◆ WORK TO COMPLETE
Copy out the lines of the listing verbatim, from the line containing "x-tick-label: 65 [298, 578, 316, 590]" through the line containing "point [368, 351, 381, 364]".

◇ ◇ ◇ ◇ ◇

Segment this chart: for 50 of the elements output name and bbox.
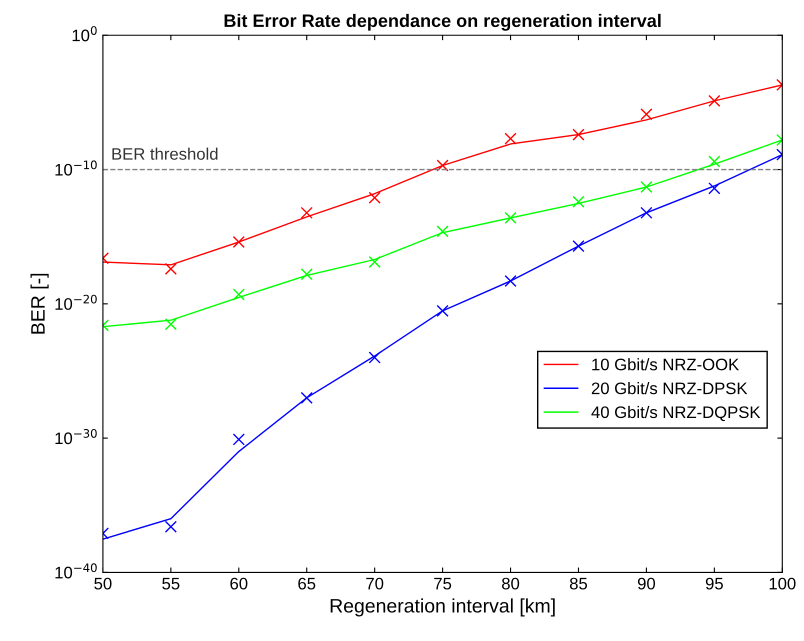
x-tick-label: 65 [298, 578, 316, 590]
point [572, 128, 585, 141]
point [232, 236, 245, 248]
legend-label: 20 Gbit/s NRZ-DPSK [592, 382, 748, 394]
point [436, 304, 449, 317]
point [300, 206, 313, 219]
x-tick-label: 95 [706, 578, 723, 590]
point [504, 274, 517, 288]
point [368, 351, 381, 364]
x-tick-label: 60 [230, 578, 248, 590]
legend-label: 40 Gbit/s NRZ-DQPSK [591, 406, 760, 422]
y-axis-title: BER [-] [30, 274, 49, 334]
y-tick-label: 10$^{−30}$ [55, 428, 97, 444]
y-tick-label: 10$^{−20}$ [55, 294, 97, 310]
point [232, 433, 245, 446]
point [164, 318, 177, 330]
point [300, 392, 313, 404]
point [164, 520, 177, 533]
x-tick-label: 100 [770, 578, 796, 590]
x-tick-label: 80 [502, 578, 520, 590]
x-axis-title: Regeneration interval [km] [330, 598, 555, 616]
point [232, 288, 245, 301]
point [708, 94, 720, 107]
point [708, 155, 720, 168]
x-tick-label: 50 [94, 578, 112, 590]
point [708, 182, 720, 194]
chart-title: Bit Error Rate dependance on regeneration interval [224, 14, 661, 31]
legend-label: 10 Gbit/s NRZ-OOK [592, 358, 740, 370]
y-tick-label: 10$^{−40}$ [55, 563, 97, 578]
x-tick-label: 85 [570, 578, 588, 590]
point [436, 159, 449, 172]
point [164, 262, 177, 275]
point [368, 256, 381, 268]
point [640, 206, 652, 219]
point [436, 225, 449, 238]
point [504, 132, 517, 145]
ref-line-label: BER threshold [112, 148, 218, 160]
point [368, 192, 381, 204]
point [640, 108, 652, 120]
y-tick-label: 10$^{−10}$ [55, 160, 97, 176]
point [572, 240, 585, 252]
x-tick-label: 70 [366, 578, 384, 590]
y-tick-label: 10$^{0}$ [72, 26, 97, 42]
point [504, 212, 517, 224]
point [300, 268, 313, 280]
point [572, 196, 585, 208]
point [640, 180, 652, 194]
x-tick-label: 75 [434, 578, 452, 590]
x-tick-label: 55 [162, 578, 180, 590]
x-tick-label: 90 [638, 578, 656, 590]
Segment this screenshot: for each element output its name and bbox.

◇ ◇ ◇ ◇ ◇

◆ EXERCISE RESULT
x-tick-label: 65 [298, 578, 316, 590]
point [572, 128, 585, 141]
point [232, 236, 245, 248]
legend-label: 20 Gbit/s NRZ-DPSK [592, 382, 748, 394]
point [436, 304, 449, 317]
point [300, 206, 313, 219]
x-tick-label: 95 [706, 578, 723, 590]
point [504, 274, 517, 288]
point [368, 351, 381, 364]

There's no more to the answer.